Repeat the entire listing exactly.

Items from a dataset
____
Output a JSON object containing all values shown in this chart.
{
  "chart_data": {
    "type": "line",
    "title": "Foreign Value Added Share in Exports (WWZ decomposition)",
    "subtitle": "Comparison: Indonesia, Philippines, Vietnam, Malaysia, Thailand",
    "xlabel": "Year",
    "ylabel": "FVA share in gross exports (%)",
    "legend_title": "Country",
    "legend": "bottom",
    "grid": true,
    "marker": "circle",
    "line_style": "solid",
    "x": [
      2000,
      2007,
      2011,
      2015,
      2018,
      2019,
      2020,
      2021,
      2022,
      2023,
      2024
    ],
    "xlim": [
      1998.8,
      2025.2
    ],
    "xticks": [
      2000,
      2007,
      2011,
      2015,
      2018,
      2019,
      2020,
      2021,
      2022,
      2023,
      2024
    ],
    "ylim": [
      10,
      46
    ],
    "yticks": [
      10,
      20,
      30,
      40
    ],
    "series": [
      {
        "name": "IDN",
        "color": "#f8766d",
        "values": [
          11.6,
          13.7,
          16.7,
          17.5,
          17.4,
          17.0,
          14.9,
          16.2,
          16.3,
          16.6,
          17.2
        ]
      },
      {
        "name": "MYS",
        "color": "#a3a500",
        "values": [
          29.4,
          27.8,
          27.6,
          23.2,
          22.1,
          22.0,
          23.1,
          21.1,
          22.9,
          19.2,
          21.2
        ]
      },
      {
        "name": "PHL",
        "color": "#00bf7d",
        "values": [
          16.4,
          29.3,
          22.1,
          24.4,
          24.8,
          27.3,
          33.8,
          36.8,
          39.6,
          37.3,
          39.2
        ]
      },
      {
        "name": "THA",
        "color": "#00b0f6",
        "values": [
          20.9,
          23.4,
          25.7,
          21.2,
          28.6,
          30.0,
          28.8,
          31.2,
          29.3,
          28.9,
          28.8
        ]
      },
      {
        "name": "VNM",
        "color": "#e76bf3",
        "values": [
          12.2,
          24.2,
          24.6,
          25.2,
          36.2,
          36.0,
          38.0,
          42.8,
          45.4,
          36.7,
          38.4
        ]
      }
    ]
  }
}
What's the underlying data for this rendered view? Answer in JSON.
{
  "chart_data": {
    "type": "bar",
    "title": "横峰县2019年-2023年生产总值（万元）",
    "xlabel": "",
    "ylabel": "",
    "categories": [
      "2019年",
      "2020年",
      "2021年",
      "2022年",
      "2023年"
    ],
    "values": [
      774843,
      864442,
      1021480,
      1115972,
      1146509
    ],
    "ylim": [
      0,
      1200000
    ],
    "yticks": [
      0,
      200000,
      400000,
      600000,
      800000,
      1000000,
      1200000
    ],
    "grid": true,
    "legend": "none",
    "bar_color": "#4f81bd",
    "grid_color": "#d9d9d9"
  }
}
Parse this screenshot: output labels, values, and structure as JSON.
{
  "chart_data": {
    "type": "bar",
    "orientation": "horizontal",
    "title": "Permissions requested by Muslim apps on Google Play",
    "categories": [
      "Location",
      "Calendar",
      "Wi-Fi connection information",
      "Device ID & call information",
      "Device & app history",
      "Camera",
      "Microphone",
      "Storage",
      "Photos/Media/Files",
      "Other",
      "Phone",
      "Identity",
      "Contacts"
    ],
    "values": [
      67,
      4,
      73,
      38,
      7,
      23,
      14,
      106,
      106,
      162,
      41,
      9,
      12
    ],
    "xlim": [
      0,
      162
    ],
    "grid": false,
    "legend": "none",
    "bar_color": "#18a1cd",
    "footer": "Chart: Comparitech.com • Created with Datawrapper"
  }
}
____
## OUTPUT FOR THIS EXERCISE
Output a JSON object containing all values shown in this chart.
{
  "chart_data": {
    "type": "line",
    "title": "Foreign Value Added Share in Exports (WWZ decomposition)",
    "subtitle": "Comparison: Indonesia, Philippines, Vietnam, Malaysia, Thailand",
    "xlabel": "Year",
    "ylabel": "FVA share in gross exports (%)",
    "legend_title": "Country",
    "legend": "bottom",
    "grid": true,
    "marker": "circle",
    "line_style": "solid",
    "x": [
      2000,
      2007,
      2011,
      2015,
      2018,
      2019,
      2020,
      2021,
      2022,
      2023,
      2024
    ],
    "xlim": [
      1998.8,
      2025.2
    ],
    "xticks": [
      2000,
      2007,
      2011,
      2015,
      2018,
      2019,
      2020,
      2021,
      2022,
      2023,
      2024
    ],
    "ylim": [
      10,
      46
    ],
    "yticks": [
      10,
      20,
      30,
      40
    ],
    "series": [
      {
        "name": "IDN",
        "color": "#f8766d",
        "values": [
          11.6,
          13.7,
          16.7,
          17.5,
          17.4,
          17.0,
          14.9,
          16.2,
          16.3,
          16.6,
          17.2
        ]
      },
      {
        "name": "MYS",
        "color": "#a3a500",
        "values": [
          29.4,
          27.8,
          27.6,
          23.2,
          22.1,
          22.0,
          23.1,
          21.1,
          22.9,
          19.2,
          21.2
        ]
      },
      {
        "name": "PHL",
        "color": "#00bf7d",
        "values": [
          16.4,
          29.3,
          22.1,
          24.4,
          24.8,
          27.3,
          33.8,
          36.8,
          39.6,
          37.3,
          39.2
        ]
      },
      {
        "name": "THA",
        "color": "#00b0f6",
        "values": [
          20.9,
          23.4,
          25.7,
          21.2,
          28.6,
          30.0,
          28.8,
          31.2,
          29.3,
          28.9,
          28.8
        ]
      },
      {
        "name": "VNM",
        "color": "#e76bf3",
        "values": [
          12.2,
          24.2,
          24.6,
          25.2,
          36.2,
          36.0,
          38.0,
          42.8,
          45.4,
          36.7,
          38.4
        ]
      }
    ]
  }
}
What's the underlying data for this rendered view? Answer in JSON.
{
  "chart_data": {
    "type": "bar",
    "title": "横峰县2019年-2023年生产总值（万元）",
    "xlabel": "",
    "ylabel": "",
    "categories": [
      "2019年",
      "2020年",
      "2021年",
      "2022年",
      "2023年"
    ],
    "values": [
      774843,
      864442,
      1021480,
      1115972,
      1146509
    ],
    "ylim": [
      0,
      1200000
    ],
    "yticks": [
      0,
      200000,
      400000,
      600000,
      800000,
      1000000,
      1200000
    ],
    "grid": true,
    "legend": "none",
    "bar_color": "#4f81bd",
    "grid_color": "#d9d9d9"
  }
}
Parse this screenshot: output labels, values, and structure as JSON.
{
  "chart_data": {
    "type": "bar",
    "orientation": "horizontal",
    "title": "Permissions requested by Muslim apps on Google Play",
    "categories": [
      "Location",
      "Calendar",
      "Wi-Fi connection information",
      "Device ID & call information",
      "Device & app history",
      "Camera",
      "Microphone",
      "Storage",
      "Photos/Media/Files",
      "Other",
      "Phone",
      "Identity",
      "Contacts"
    ],
    "values": [
      67,
      4,
      73,
      38,
      7,
      23,
      14,
      106,
      106,
      162,
      41,
      9,
      12
    ],
    "xlim": [
      0,
      162
    ],
    "grid": false,
    "legend": "none",
    "bar_color": "#18a1cd",
    "footer": "Chart: Comparitech.com • Created with Datawrapper"
  }
}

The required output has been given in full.